____ Data for processing

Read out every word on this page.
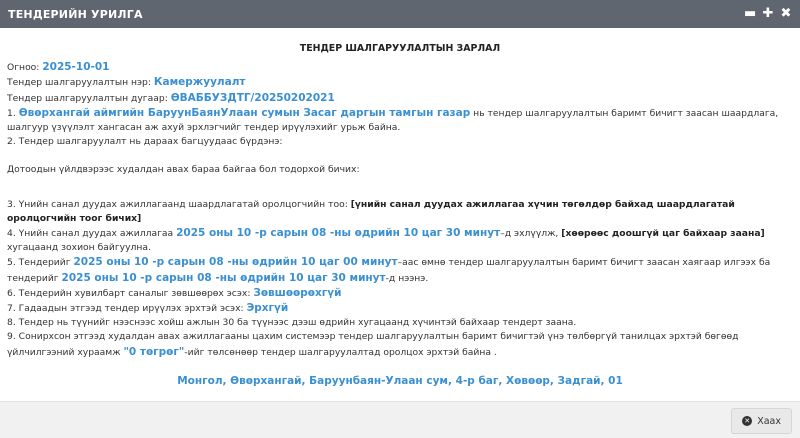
ТЕНДЕРИЙН УРИЛГА	▬ ✚ ✖
ТЕНДЕР ШАЛГАРУУЛАЛТЫН ЗАРЛАЛ

Огноо: 2025-10-01

Тендер шалгаруулалтын нэр: Камержуулалт

Тендер шалгаруулалтын дугаар: ӨВАББУЗДТГ/20250202021

1. Өвөрхангай аймгийн БаруунБаянУлаан сумын Засаг даргын тамгын газар нь тендер шалгаруулалтын баримт бичигт заасан шаардлага, шалгуур үзүүлэлт хангасан аж ахуй эрхлэгчийг тендер ирүүлэхийг урьж байна.

2. Тендер шалгаруулалт нь дараах багцуудаас бүрдэнэ:

Дотоодын үйлдвэрээс худалдан авах бараа байгаа бол тодорхой бичих:

3. Үнийн санал дуудах ажиллагаанд шаардлагатай оролцогчийн тоо: [үнийн санал дуудах ажиллагаа хүчин төгөлдөр байхад шаардлагатай оролцогчийн тоог бичих]

4. Үнийн санал дуудах ажиллагаа 2025 оны 10 -р сарын 08 -ны өдрийн 10 цаг 30 минут–д эхлүүлж, [хөөрөөс доошгүй цаг байхаар заана] хугацаанд зохион байгуулна.

5. Тендерийг 2025 оны 10 -р сарын 08 -ны өдрийн 10 цаг 00 минут–аас өмнө тендер шалгаруулалтын баримт бичигт заасан хаягаар илгээх ба тендерийг 2025 оны 10 -р сарын 08 -ны өдрийн 10 цаг 30 минут-д нээнэ.

6. Тендерийн хувилбарт саналыг зөвшөөрөх эсэх: Зөвшөөрөхгүй

7. Гадаадын этгээд тендер ирүүлэх эрхтэй эсэх: Эрхгүй

8. Тендер нь түүнийг нээснээс хойш ажлын 30 ба түүнээс дээш өдрийн хугацаанд хүчинтэй байхаар тендерт заана.

9. Сонирхсон этгээд худалдан авах ажиллагааны цахим системээр тендер шалгаруулалтын баримт бичигтэй үнэ төлбөргүй танилцах эрхтэй бөгөөд үйлчилгээний хураамж "0 төгрөг"-ийг төлсөнөөр тендер шалгаруулалтад оролцох эрхтэй байна .

Монгол, Өвөрхангай, Баруунбаян-Улаан сум, 4-р баг, Хөвөөр, Задгай, 01
✕ Хаах
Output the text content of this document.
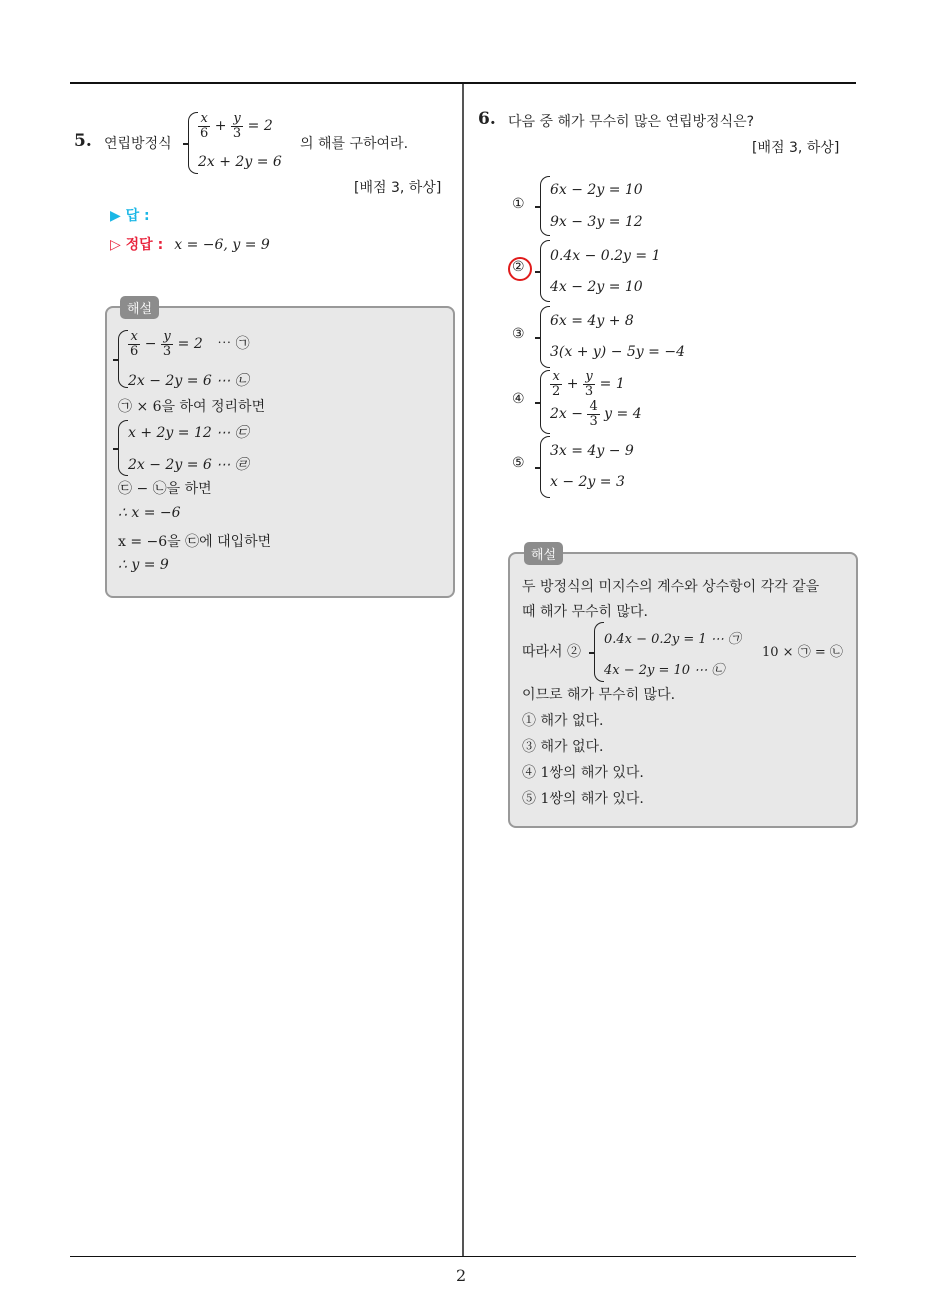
2
5. 연립방정식
$\frac{x}{6} + \frac{y}{3} = 2$
2x + 2y = 6
의 해를 구하여라.
[배점 3, 하상]
▶ 답 :
▷ 정답 : x = −6, y = 9
해설
$\frac{x}{6} - \frac{y}{3} = 2$ ⋯ ㉠
2x − 2y = 6 ⋯ ㉡
㉠ × 6을 하여 정리하면
x + 2y = 12 ⋯ ㉢
2x − 2y = 6 ⋯ ㉣
㉢ − ㉡을 하면
∴ x = −6
x = −6을 ㉢에 대입하면
∴ y = 9
6. 다음 중 해가 무수히 많은 연립방정식은?
[배점 3, 하상]
①
6x − 2y = 10
9x − 3y = 12
②
0.4x − 0.2y = 1
4x − 2y = 10
③
6x = 4y + 8
3(x + y) − 5y = −4
④
$\frac{x}{2} + \frac{y}{3} = 1$
$2x - \frac{4}{3}$ y = 4
⑤
3x = 4y − 9
x − 2y = 3
해설
두 방정식의 미지수의 계수와 상수항이 각각 같을
때 해가 무수히 많다.
따라서 ②
0.4x − 0.2y = 1 ⋯ ㉠
4x − 2y = 10 ⋯ ㉡
10 × ㉠ = ㉡
이므로 해가 무수히 많다.
① 해가 없다.
③ 해가 없다.
④ 1쌍의 해가 있다.
⑤ 1쌍의 해가 있다.
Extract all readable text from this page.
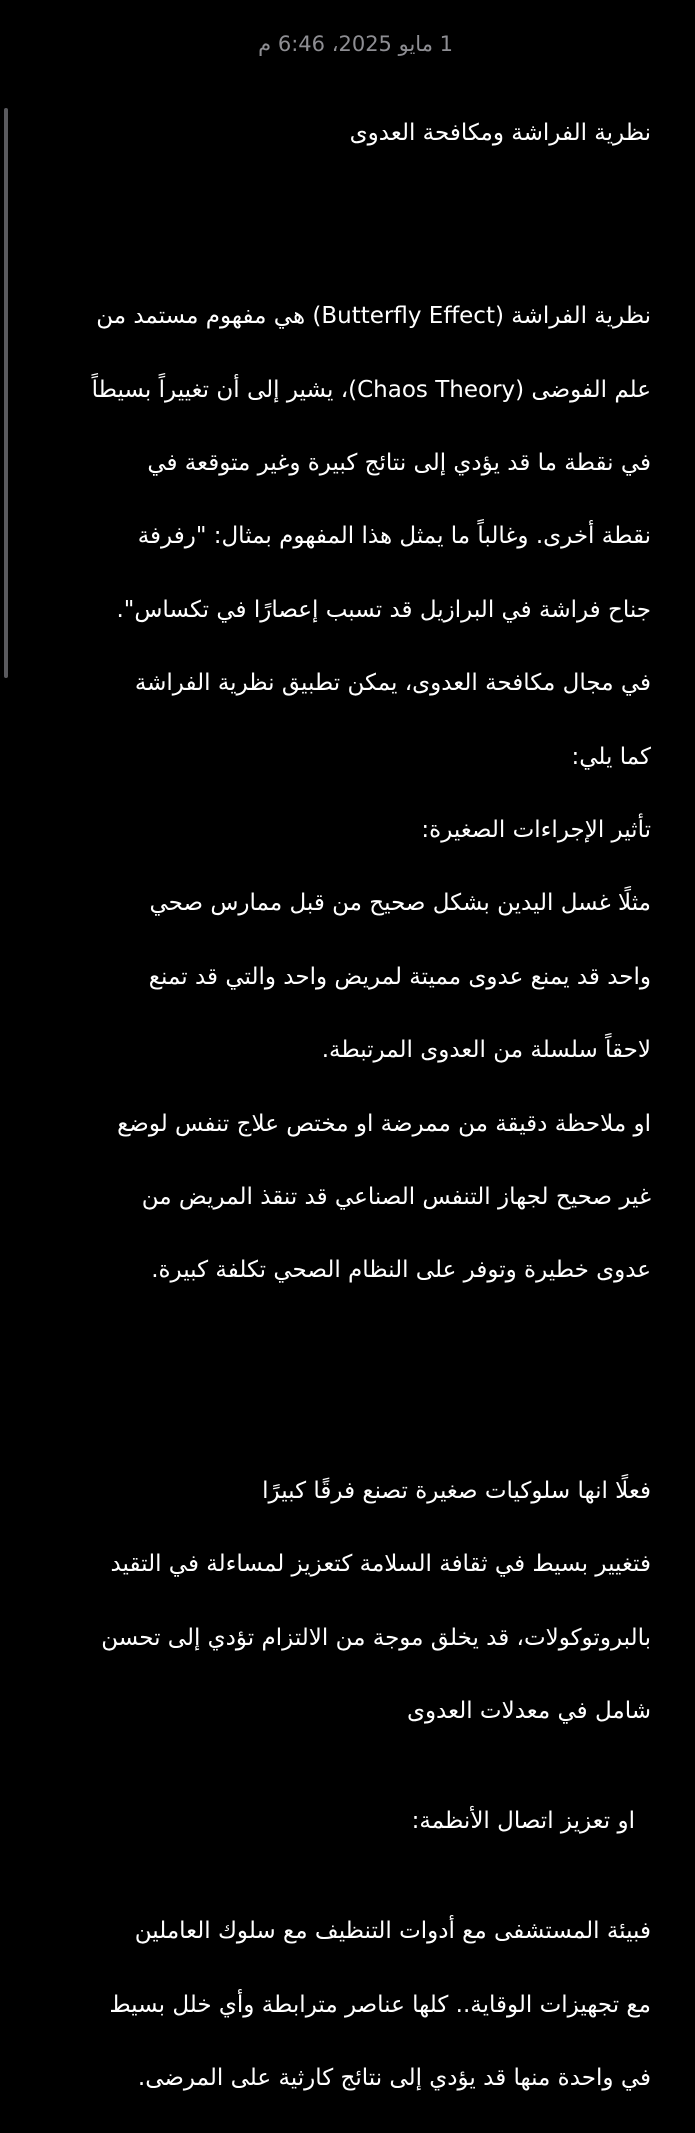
1 مايو 2025، 6:46 م

نظرية الفراشة ومكافحة العدوى

نظرية الفراشة (Butterfly Effect) هي مفهوم مستمد من

علم الفوضى (Chaos Theory)، يشير إلى أن تغييراً بسيطاً

في نقطة ما قد يؤدي إلى نتائج كبيرة وغير متوقعة في

نقطة أخرى. وغالباً ما يمثل هذا المفهوم بمثال: "رفرفة

جناح فراشة في البرازيل قد تسبب إعصارًا في تكساس".

في مجال مكافحة العدوى، يمكن تطبيق نظرية الفراشة

كما يلي:

تأثير الإجراءات الصغيرة:

مثلًا غسل اليدين بشكل صحيح من قبل ممارس صحي

واحد قد يمنع عدوى مميتة لمريض واحد والتي قد تمنع

لاحقاً سلسلة من العدوى المرتبطة.

او ملاحظة دقيقة من ممرضة او مختص علاج تنفس لوضع

غير صحيح لجهاز التنفس الصناعي قد تنقذ المريض من

عدوى خطيرة وتوفر على النظام الصحي تكلفة كبيرة.

فعلًا انها سلوكيات صغيرة تصنع فرقًا كبيرًا

فتغيير بسيط في ثقافة السلامة كتعزيز لمساءلة في التقيد

بالبروتوكولات، قد يخلق موجة من الالتزام تؤدي إلى تحسن

شامل في معدلات العدوى

او تعزيز اتصال الأنظمة:

فبيئة المستشفى مع أدوات التنظيف مع سلوك العاملين

مع تجهيزات الوقاية.. كلها عناصر مترابطة وأي خلل بسيط

في واحدة منها قد يؤدي إلى نتائج كارثية على المرضى.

________

### Task to complete
Pick out every line above that holds the word "نقطة" and copy it.

### Reply to the task
في نقطة ما قد يؤدي إلى نتائج كبيرة وغير متوقعة في
نقطة أخرى. وغالباً ما يمثل هذا المفهوم بمثال: "رفرفة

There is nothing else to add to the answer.